*** Supplied material ***
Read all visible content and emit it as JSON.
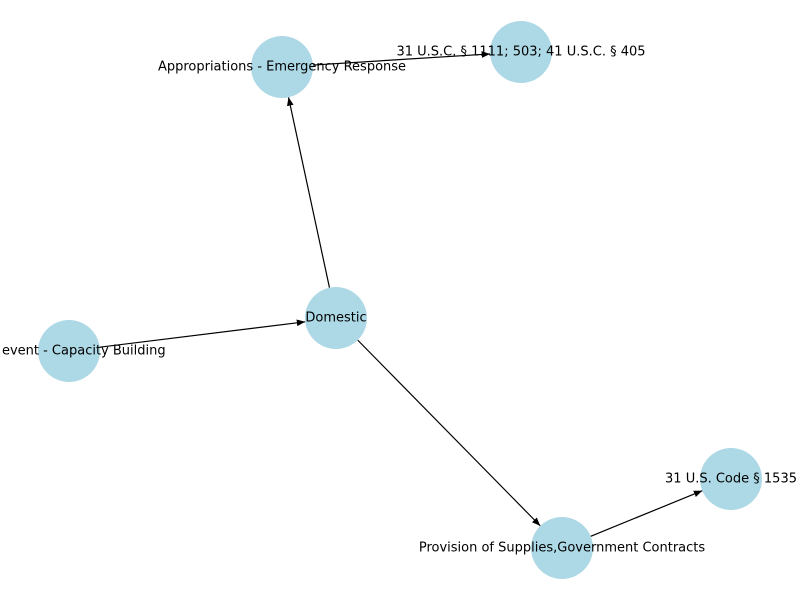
{
  "graph": {
    "node_color": "#add8e6",
    "edge_color": "#000000",
    "nodes": [
      {
        "id": "appropriations",
        "label": "Appropriations - Emergency Response"
      },
      {
        "id": "usc1111",
        "label": "31 U.S.C. § 1111; 503; 41 U.S.C. § 405"
      },
      {
        "id": "domestic",
        "label": "Domestic"
      },
      {
        "id": "capacity",
        "label": "ring event - Capacity Building"
      },
      {
        "id": "provision",
        "label": "Provision of Supplies,Government Contracts"
      },
      {
        "id": "usc1535",
        "label": "31 U.S. Code § 1535"
      }
    ],
    "edges": [
      {
        "source": "appropriations",
        "target": "usc1111"
      },
      {
        "source": "domestic",
        "target": "appropriations"
      },
      {
        "source": "capacity",
        "target": "domestic"
      },
      {
        "source": "domestic",
        "target": "provision"
      },
      {
        "source": "provision",
        "target": "usc1535"
      }
    ]
  }
}
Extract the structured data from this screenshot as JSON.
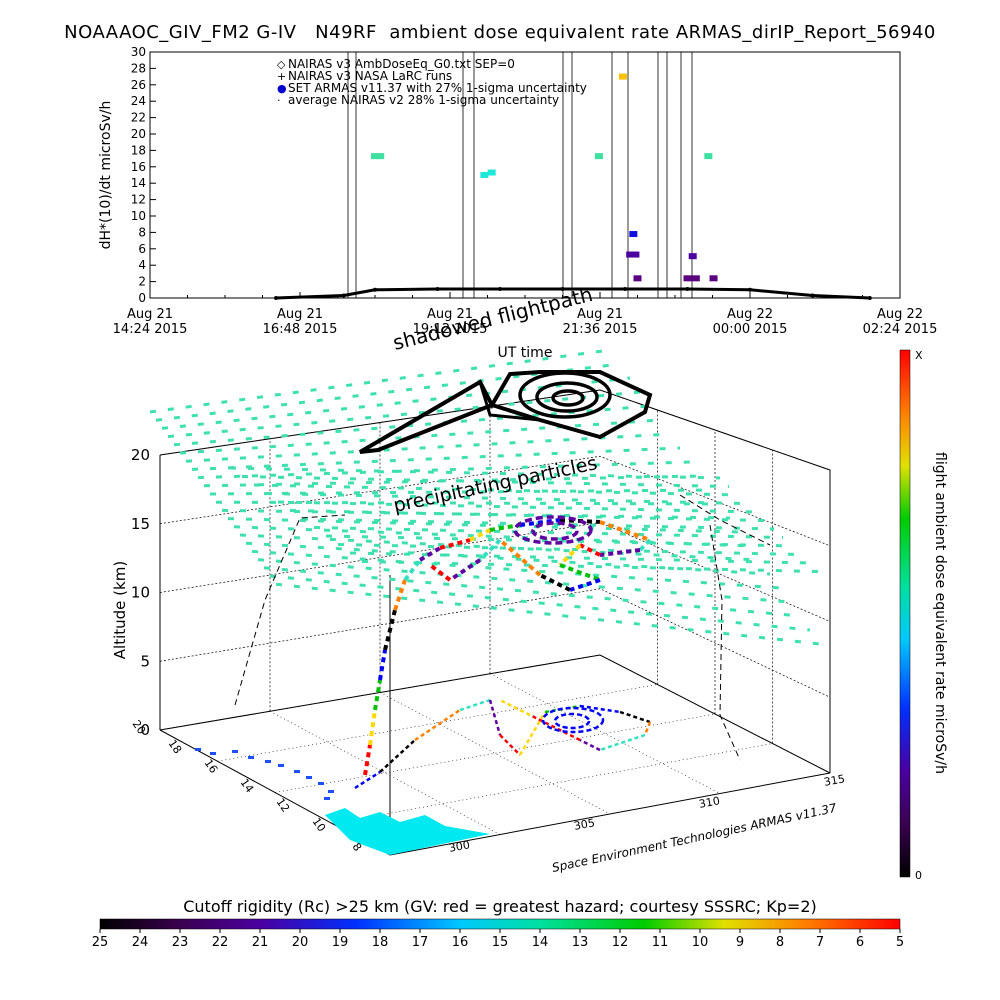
***
» **Exercise objective**
Find every line containing the word "JSON", then give the total and nothing more.

» **Exercise result**
2